• _EXERCISE DETAILS_
Wherever the word "name" appears in the entries, copy the whole line.

• _WORKING DATA_
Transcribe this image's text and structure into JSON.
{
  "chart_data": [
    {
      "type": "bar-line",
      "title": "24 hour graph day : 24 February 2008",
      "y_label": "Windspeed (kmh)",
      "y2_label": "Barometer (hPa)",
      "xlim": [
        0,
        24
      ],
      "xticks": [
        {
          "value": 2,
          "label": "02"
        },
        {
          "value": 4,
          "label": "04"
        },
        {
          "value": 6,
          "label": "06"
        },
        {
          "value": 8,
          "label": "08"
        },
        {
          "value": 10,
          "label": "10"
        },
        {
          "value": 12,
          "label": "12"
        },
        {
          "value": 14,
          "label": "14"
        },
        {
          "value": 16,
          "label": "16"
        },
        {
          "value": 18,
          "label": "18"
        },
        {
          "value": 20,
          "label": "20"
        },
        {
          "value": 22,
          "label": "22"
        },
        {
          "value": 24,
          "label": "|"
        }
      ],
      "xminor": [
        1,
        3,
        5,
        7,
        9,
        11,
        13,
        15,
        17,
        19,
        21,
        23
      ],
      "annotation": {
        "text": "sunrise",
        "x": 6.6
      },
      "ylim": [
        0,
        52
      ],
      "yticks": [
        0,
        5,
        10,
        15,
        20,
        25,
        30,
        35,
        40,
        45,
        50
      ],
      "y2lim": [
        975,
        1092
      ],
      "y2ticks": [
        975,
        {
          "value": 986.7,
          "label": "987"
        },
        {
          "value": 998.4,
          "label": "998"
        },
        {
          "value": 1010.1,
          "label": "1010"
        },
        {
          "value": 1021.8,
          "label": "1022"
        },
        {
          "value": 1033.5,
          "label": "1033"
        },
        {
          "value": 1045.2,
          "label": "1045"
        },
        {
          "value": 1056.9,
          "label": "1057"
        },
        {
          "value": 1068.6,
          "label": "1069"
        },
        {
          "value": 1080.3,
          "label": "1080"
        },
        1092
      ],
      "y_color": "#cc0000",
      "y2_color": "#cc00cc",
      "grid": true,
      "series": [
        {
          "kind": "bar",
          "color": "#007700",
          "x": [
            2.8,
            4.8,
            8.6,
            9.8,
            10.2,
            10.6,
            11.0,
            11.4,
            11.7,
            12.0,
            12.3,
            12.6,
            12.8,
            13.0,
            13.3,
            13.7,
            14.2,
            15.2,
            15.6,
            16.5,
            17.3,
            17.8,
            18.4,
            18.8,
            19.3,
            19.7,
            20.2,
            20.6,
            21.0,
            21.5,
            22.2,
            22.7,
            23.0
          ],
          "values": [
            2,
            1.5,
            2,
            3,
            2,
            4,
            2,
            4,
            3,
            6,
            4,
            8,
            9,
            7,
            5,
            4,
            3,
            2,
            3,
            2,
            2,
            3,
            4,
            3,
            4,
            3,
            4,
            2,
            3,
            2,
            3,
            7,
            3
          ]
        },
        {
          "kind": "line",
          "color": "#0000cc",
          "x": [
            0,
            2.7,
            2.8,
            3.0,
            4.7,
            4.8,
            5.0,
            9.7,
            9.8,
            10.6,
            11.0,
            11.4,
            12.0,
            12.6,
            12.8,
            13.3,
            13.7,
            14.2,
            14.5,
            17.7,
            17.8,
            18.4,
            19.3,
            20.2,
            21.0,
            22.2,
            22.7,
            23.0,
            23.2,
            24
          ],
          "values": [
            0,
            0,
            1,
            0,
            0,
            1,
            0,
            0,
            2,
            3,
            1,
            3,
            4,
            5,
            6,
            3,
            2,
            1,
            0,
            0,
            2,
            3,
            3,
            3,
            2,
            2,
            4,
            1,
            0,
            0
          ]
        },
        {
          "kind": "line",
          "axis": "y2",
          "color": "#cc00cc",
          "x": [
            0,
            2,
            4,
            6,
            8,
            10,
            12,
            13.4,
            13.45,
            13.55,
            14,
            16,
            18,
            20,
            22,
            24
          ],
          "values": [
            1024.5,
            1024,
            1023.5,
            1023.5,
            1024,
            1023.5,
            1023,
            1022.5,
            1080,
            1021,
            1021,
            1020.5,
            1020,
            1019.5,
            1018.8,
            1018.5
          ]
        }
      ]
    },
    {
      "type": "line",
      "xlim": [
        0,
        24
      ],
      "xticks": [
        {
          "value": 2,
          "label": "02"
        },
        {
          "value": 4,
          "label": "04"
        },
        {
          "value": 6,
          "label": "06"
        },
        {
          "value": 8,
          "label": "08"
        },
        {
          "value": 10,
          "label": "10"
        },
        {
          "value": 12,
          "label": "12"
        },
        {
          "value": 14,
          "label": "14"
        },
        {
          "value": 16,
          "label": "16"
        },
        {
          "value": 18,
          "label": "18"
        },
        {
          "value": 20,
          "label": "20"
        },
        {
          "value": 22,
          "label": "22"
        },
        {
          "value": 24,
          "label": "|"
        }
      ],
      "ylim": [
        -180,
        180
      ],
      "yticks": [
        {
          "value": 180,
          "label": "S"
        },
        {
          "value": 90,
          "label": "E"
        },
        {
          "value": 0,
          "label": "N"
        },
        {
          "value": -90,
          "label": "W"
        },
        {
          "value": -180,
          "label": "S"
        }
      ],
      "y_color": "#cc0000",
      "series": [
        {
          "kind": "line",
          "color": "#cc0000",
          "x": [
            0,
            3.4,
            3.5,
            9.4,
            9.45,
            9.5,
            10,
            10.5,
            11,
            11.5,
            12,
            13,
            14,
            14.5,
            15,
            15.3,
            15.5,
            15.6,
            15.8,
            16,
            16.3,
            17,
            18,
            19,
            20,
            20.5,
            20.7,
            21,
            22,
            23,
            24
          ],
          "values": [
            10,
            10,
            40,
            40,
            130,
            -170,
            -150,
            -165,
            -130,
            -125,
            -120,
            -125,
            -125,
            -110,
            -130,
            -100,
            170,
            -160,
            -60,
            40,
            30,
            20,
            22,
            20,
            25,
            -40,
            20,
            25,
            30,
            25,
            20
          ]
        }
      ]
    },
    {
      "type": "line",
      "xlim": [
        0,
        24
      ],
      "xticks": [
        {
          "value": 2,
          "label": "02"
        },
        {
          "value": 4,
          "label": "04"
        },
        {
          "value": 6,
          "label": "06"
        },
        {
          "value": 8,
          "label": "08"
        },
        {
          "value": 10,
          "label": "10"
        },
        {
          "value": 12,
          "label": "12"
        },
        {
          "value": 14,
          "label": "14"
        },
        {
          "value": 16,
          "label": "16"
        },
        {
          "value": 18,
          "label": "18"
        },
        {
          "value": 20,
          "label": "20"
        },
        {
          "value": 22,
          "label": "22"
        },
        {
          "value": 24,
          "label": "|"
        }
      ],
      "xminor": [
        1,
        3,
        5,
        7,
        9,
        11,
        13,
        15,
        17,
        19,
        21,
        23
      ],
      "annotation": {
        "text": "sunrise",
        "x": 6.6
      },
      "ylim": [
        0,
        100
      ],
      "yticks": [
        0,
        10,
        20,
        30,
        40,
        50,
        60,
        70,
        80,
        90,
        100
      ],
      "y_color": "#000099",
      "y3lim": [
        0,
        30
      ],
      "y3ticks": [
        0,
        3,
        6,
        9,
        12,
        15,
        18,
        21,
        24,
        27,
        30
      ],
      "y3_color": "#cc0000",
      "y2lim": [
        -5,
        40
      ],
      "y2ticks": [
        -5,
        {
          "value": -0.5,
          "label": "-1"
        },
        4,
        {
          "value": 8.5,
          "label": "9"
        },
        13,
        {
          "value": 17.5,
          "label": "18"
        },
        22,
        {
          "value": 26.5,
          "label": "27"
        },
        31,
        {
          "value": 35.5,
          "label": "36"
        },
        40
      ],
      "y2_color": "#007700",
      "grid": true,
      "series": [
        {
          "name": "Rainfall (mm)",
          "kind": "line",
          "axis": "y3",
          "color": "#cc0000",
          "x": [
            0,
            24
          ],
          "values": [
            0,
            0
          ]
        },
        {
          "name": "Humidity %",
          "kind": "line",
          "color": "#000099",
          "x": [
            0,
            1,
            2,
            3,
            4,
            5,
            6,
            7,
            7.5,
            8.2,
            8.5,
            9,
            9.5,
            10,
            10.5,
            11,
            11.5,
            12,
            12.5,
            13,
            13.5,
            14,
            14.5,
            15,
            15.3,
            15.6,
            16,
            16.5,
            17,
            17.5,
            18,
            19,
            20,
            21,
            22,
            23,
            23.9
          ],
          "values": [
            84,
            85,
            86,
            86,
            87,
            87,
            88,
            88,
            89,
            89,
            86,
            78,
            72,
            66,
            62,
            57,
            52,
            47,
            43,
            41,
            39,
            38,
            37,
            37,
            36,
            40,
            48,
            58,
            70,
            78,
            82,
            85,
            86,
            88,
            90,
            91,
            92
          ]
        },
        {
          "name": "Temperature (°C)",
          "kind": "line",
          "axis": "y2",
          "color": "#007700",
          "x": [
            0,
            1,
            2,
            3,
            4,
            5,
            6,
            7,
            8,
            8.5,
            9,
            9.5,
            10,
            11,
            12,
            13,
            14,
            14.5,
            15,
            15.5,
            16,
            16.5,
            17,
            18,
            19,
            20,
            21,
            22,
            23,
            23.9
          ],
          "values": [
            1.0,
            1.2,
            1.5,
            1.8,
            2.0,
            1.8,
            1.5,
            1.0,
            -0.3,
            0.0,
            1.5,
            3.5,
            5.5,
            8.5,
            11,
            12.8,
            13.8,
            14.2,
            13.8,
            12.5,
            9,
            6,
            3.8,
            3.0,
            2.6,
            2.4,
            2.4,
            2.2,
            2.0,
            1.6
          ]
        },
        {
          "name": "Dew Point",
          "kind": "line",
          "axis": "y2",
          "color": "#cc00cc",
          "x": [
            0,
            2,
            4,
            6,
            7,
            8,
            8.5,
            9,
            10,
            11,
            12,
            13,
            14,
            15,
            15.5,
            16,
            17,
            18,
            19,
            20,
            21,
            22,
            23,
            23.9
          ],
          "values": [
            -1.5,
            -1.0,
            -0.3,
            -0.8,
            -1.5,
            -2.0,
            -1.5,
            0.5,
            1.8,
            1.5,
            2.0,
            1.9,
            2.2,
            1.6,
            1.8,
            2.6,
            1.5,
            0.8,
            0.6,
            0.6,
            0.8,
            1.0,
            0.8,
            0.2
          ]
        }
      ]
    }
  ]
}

• _ANSWER IN FULL_
          "name": "Rainfall (mm)",
          "name": "Humidity %",
          "name": "Temperature (°C)",
          "name": "Dew Point",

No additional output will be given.